• [Request]: Pull every line containing "MunafaSutra" from the entries.

• [Figure record listings]:
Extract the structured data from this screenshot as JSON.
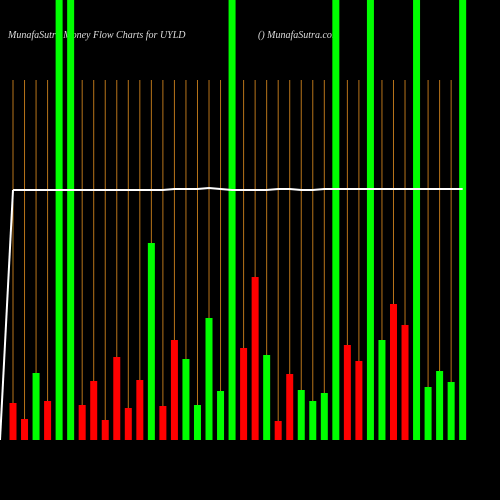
{
  "chart_data": {
    "type": "bar",
    "title": "MunafaSutra Money Flow Charts for UYLD",
    "subtitle": "() MunafaSutra.com",
    "ylim": [
      0,
      440
    ],
    "values": [
      37,
      21,
      67,
      39,
      440,
      440,
      35,
      59,
      20,
      83,
      32,
      60,
      197,
      34,
      100,
      81,
      35,
      122,
      49,
      440,
      92,
      163,
      85,
      19,
      66,
      50,
      39,
      47,
      440,
      95,
      79,
      440,
      100,
      136,
      115,
      440,
      53,
      69,
      58,
      440
    ],
    "bar_colors": [
      "red",
      "red",
      "green",
      "red",
      "green",
      "green",
      "red",
      "red",
      "red",
      "red",
      "red",
      "red",
      "green",
      "red",
      "red",
      "green",
      "green",
      "green",
      "green",
      "green",
      "red",
      "red",
      "green",
      "red",
      "red",
      "green",
      "green",
      "green",
      "green",
      "red",
      "red",
      "green",
      "green",
      "red",
      "red",
      "green",
      "green",
      "green",
      "green",
      "green"
    ],
    "line": {
      "color": "#ffffff",
      "values": [
        250,
        250,
        250,
        250,
        250,
        250,
        250,
        250,
        250,
        250,
        250,
        250,
        250,
        250,
        251,
        251,
        251,
        252,
        251,
        250,
        250,
        250,
        250,
        251,
        251,
        250,
        250,
        251,
        251,
        251,
        251,
        251,
        251,
        251,
        251,
        251,
        251,
        251,
        251,
        251
      ]
    },
    "guide_color": "#b8741a"
  }
}
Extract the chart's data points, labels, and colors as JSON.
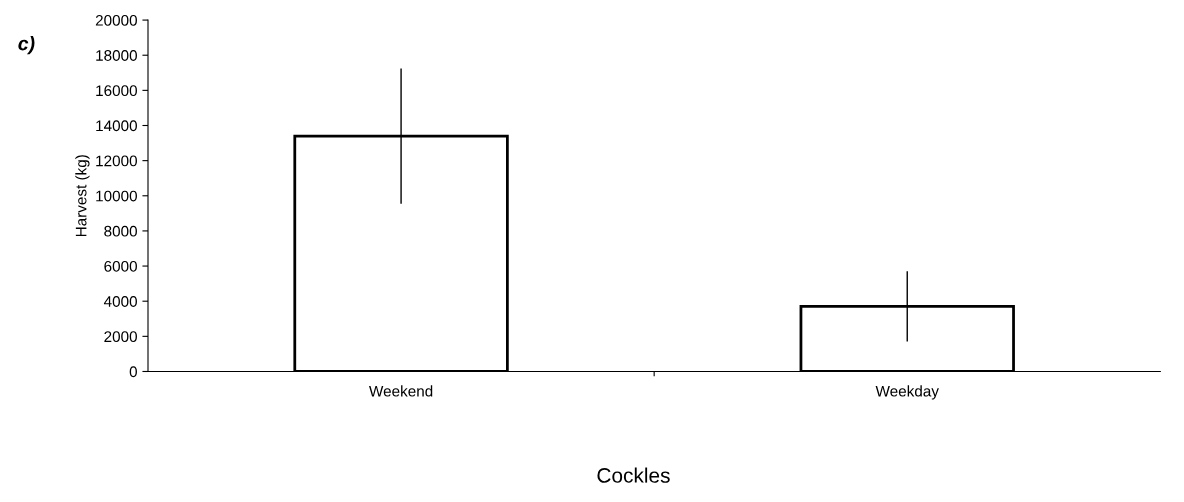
{
  "chart_data": {
    "type": "bar",
    "title": "c)",
    "xlabel": "Cockles",
    "ylabel": "Harvest (kg)",
    "categories": [
      "Weekend",
      "Weekday"
    ],
    "values": [
      13400,
      3700
    ],
    "errors": [
      3850,
      2000
    ],
    "color": "#ffffff",
    "ylim": [
      0,
      20000
    ],
    "yticks": [
      0,
      2000,
      4000,
      6000,
      8000,
      10000,
      12000,
      14000,
      16000,
      18000,
      20000
    ],
    "grid": false,
    "legend": false
  }
}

• [Full solution]:
    "title": "MunafaSutra Money Flow Charts for UYLD",
    "subtitle": "() MunafaSutra.com",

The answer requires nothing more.